(What is expected): Restate each of the lines below word for word and drop every picture.

>>>

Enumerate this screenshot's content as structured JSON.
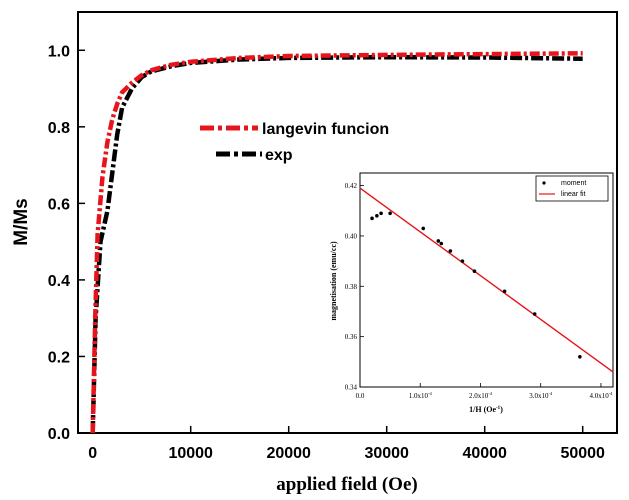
{
  "chart_data": [
    {
      "type": "line",
      "xlabel": "applied field (Oe)",
      "ylabel": "M/Ms",
      "xlim": [
        -1500,
        53500
      ],
      "ylim": [
        0.0,
        1.1
      ],
      "xticks": [
        0,
        10000,
        20000,
        30000,
        40000,
        50000
      ],
      "yticks": [
        0.0,
        0.2,
        0.4,
        0.6,
        0.8,
        1.0
      ],
      "xtick_labels": [
        "0",
        "10000",
        "20000",
        "30000",
        "40000",
        "50000"
      ],
      "ytick_labels": [
        "0.0",
        "0.2",
        "0.4",
        "0.6",
        "0.8",
        "1.0"
      ],
      "legend_position": "upper-middle",
      "series": [
        {
          "name": "langevin funcion",
          "color": "#e8141b",
          "style": "dash-dot",
          "x": [
            0,
            250,
            500,
            1000,
            1500,
            2000,
            2500,
            3000,
            4000,
            5000,
            6000,
            8000,
            10000,
            15000,
            20000,
            30000,
            40000,
            50000
          ],
          "y": [
            0.0,
            0.3,
            0.52,
            0.67,
            0.76,
            0.82,
            0.86,
            0.89,
            0.915,
            0.935,
            0.948,
            0.962,
            0.97,
            0.98,
            0.985,
            0.988,
            0.99,
            0.992
          ]
        },
        {
          "name": "exp",
          "color": "#000000",
          "style": "dash-dot",
          "x": [
            0,
            300,
            800,
            1500,
            2000,
            2500,
            3000,
            4000,
            5000,
            6000,
            8000,
            10000,
            15000,
            20000,
            30000,
            40000,
            50000
          ],
          "y": [
            0.0,
            0.3,
            0.5,
            0.58,
            0.68,
            0.78,
            0.85,
            0.9,
            0.93,
            0.945,
            0.958,
            0.967,
            0.976,
            0.98,
            0.982,
            0.981,
            0.978
          ]
        }
      ]
    },
    {
      "type": "scatter",
      "xlabel": "1/H (Oe",
      "xlabel_sup": "-1",
      "xlabel_end": ")",
      "ylabel": "magnetisation (emu/cc)",
      "xlim": [
        0.0,
        0.00042
      ],
      "ylim": [
        0.34,
        0.425
      ],
      "xticks": [
        0.0,
        0.0001,
        0.0002,
        0.0003,
        0.0004
      ],
      "yticks": [
        0.34,
        0.36,
        0.38,
        0.4,
        0.42
      ],
      "xtick_labels": [
        "0.0",
        "1.0x10",
        "2.0x10",
        "3.0x10",
        "4.0x10"
      ],
      "xtick_sup": [
        "",
        "-4",
        "-4",
        "-4",
        "-4"
      ],
      "ytick_labels": [
        "0.34",
        "0.36",
        "0.38",
        "0.40",
        "0.42"
      ],
      "legend_position": "top-right",
      "series": [
        {
          "name": "moment",
          "color": "#000000",
          "x": [
            2e-05,
            2.8e-05,
            3.5e-05,
            5e-05,
            0.000105,
            0.00013,
            0.000135,
            0.00015,
            0.00017,
            0.00019,
            0.00024,
            0.00029,
            0.000365
          ],
          "y": [
            0.407,
            0.408,
            0.409,
            0.409,
            0.403,
            0.398,
            0.397,
            0.394,
            0.39,
            0.386,
            0.378,
            0.369,
            0.352
          ]
        },
        {
          "name": "linear fit",
          "color": "#e8141b",
          "x": [
            0.0,
            0.00042
          ],
          "y": [
            0.419,
            0.346
          ]
        }
      ]
    }
  ]
}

<<<

(Problem solution):
Enumerate this screenshot's content as structured JSON.
{
  "chart_data": [
    {
      "type": "line",
      "xlabel": "applied field (Oe)",
      "ylabel": "M/Ms",
      "xlim": [
        -1500,
        53500
      ],
      "ylim": [
        0.0,
        1.1
      ],
      "xticks": [
        0,
        10000,
        20000,
        30000,
        40000,
        50000
      ],
      "yticks": [
        0.0,
        0.2,
        0.4,
        0.6,
        0.8,
        1.0
      ],
      "xtick_labels": [
        "0",
        "10000",
        "20000",
        "30000",
        "40000",
        "50000"
      ],
      "ytick_labels": [
        "0.0",
        "0.2",
        "0.4",
        "0.6",
        "0.8",
        "1.0"
      ],
      "legend_position": "upper-middle",
      "series": [
        {
          "name": "langevin funcion",
          "color": "#e8141b",
          "style": "dash-dot",
          "x": [
            0,
            250,
            500,
            1000,
            1500,
            2000,
            2500,
            3000,
            4000,
            5000,
            6000,
            8000,
            10000,
            15000,
            20000,
            30000,
            40000,
            50000
          ],
          "y": [
            0.0,
            0.3,
            0.52,
            0.67,
            0.76,
            0.82,
            0.86,
            0.89,
            0.915,
            0.935,
            0.948,
            0.962,
            0.97,
            0.98,
            0.985,
            0.988,
            0.99,
            0.992
          ]
        },
        {
          "name": "exp",
          "color": "#000000",
          "style": "dash-dot",
          "x": [
            0,
            300,
            800,
            1500,
            2000,
            2500,
            3000,
            4000,
            5000,
            6000,
            8000,
            10000,
            15000,
            20000,
            30000,
            40000,
            50000
          ],
          "y": [
            0.0,
            0.3,
            0.5,
            0.58,
            0.68,
            0.78,
            0.85,
            0.9,
            0.93,
            0.945,
            0.958,
            0.967,
            0.976,
            0.98,
            0.982,
            0.981,
            0.978
          ]
        }
      ]
    },
    {
      "type": "scatter",
      "xlabel": "1/H (Oe",
      "xlabel_sup": "-1",
      "xlabel_end": ")",
      "ylabel": "magnetisation (emu/cc)",
      "xlim": [
        0.0,
        0.00042
      ],
      "ylim": [
        0.34,
        0.425
      ],
      "xticks": [
        0.0,
        0.0001,
        0.0002,
        0.0003,
        0.0004
      ],
      "yticks": [
        0.34,
        0.36,
        0.38,
        0.4,
        0.42
      ],
      "xtick_labels": [
        "0.0",
        "1.0x10",
        "2.0x10",
        "3.0x10",
        "4.0x10"
      ],
      "xtick_sup": [
        "",
        "-4",
        "-4",
        "-4",
        "-4"
      ],
      "ytick_labels": [
        "0.34",
        "0.36",
        "0.38",
        "0.40",
        "0.42"
      ],
      "legend_position": "top-right",
      "series": [
        {
          "name": "moment",
          "color": "#000000",
          "x": [
            2e-05,
            2.8e-05,
            3.5e-05,
            5e-05,
            0.000105,
            0.00013,
            0.000135,
            0.00015,
            0.00017,
            0.00019,
            0.00024,
            0.00029,
            0.000365
          ],
          "y": [
            0.407,
            0.408,
            0.409,
            0.409,
            0.403,
            0.398,
            0.397,
            0.394,
            0.39,
            0.386,
            0.378,
            0.369,
            0.352
          ]
        },
        {
          "name": "linear fit",
          "color": "#e8141b",
          "x": [
            0.0,
            0.00042
          ],
          "y": [
            0.419,
            0.346
          ]
        }
      ]
    }
  ]
}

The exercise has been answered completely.